> _What to do_
In the entries below, find the lines with the word "Throughput" and copy them.

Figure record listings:
>> begin
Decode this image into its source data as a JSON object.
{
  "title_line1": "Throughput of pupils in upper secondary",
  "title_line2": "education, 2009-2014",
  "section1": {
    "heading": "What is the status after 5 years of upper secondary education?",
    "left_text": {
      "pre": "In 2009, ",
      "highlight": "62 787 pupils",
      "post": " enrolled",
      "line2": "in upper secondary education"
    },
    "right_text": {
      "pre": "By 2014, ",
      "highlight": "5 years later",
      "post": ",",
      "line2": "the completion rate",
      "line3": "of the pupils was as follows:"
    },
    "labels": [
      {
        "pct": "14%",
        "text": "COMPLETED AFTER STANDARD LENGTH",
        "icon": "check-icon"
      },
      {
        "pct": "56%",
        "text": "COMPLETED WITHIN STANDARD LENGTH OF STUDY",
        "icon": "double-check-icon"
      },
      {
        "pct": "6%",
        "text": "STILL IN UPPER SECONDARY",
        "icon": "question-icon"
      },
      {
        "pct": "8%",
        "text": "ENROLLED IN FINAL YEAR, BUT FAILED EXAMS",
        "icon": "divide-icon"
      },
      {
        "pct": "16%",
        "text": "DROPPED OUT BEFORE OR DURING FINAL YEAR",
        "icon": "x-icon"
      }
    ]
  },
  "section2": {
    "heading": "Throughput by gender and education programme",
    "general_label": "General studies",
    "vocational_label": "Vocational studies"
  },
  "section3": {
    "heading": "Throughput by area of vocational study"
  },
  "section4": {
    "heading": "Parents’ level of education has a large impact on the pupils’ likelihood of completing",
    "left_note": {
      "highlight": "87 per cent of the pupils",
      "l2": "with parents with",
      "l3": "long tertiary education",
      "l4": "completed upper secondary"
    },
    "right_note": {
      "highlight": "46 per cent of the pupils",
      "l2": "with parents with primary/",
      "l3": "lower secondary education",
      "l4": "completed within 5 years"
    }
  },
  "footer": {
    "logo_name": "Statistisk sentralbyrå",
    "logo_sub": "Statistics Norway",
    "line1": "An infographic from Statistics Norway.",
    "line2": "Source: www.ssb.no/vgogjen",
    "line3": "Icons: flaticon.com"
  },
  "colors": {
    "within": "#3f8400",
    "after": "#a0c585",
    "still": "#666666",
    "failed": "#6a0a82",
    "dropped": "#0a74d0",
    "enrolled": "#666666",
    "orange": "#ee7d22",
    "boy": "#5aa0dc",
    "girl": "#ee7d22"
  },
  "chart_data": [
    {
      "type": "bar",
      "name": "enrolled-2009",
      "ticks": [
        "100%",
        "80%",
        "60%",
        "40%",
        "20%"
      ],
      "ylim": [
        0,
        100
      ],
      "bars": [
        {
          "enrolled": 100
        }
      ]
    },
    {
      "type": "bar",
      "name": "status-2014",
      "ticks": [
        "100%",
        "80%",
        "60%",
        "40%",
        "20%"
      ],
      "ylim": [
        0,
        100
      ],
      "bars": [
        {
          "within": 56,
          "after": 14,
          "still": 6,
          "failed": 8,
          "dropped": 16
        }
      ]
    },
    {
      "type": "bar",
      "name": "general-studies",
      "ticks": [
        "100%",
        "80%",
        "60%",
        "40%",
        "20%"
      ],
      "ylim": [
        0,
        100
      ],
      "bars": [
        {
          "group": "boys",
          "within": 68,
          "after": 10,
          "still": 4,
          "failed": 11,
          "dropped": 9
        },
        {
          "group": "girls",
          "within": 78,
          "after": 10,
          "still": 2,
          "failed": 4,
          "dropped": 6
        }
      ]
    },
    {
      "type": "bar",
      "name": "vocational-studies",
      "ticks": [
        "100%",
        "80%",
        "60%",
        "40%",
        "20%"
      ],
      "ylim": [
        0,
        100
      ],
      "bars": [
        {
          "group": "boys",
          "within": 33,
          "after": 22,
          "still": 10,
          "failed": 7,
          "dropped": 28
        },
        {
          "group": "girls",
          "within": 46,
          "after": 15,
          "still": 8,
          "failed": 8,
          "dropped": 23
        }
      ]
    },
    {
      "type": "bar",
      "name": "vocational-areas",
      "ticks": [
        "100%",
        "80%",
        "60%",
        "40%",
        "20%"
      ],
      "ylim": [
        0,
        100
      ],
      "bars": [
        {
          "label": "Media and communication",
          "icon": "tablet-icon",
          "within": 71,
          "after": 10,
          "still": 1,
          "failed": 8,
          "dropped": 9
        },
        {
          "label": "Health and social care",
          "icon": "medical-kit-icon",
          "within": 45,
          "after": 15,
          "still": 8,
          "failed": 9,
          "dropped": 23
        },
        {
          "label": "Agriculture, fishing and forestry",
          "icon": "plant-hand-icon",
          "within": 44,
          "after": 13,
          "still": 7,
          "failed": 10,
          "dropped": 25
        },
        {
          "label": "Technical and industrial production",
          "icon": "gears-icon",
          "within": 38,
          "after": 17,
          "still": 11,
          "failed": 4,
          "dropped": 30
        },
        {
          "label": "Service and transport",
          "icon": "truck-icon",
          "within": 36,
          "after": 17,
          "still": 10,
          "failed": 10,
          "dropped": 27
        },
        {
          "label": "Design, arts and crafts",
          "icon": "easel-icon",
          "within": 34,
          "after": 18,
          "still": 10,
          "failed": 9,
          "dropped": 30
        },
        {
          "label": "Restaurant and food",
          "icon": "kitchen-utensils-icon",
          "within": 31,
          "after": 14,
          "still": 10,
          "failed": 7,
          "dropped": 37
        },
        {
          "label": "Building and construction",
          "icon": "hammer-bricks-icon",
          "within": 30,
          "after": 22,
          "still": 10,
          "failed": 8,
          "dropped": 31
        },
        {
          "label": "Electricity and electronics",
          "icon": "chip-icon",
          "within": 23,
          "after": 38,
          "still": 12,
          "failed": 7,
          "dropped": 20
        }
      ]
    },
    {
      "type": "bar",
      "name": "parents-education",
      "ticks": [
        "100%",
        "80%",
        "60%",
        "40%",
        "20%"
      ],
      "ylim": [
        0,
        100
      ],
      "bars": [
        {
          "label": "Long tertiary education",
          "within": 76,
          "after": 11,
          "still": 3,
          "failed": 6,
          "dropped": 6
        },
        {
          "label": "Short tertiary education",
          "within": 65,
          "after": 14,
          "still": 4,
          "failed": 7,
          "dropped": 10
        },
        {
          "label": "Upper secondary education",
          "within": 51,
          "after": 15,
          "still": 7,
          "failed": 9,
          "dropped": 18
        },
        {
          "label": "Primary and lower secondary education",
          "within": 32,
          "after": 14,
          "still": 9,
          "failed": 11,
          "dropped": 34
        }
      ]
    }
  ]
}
>> end
> _Finished task_
  "title_line1": "Throughput of pupils in upper secondary",
    "heading": "Throughput by gender and education programme",
    "heading": "Throughput by area of vocational study"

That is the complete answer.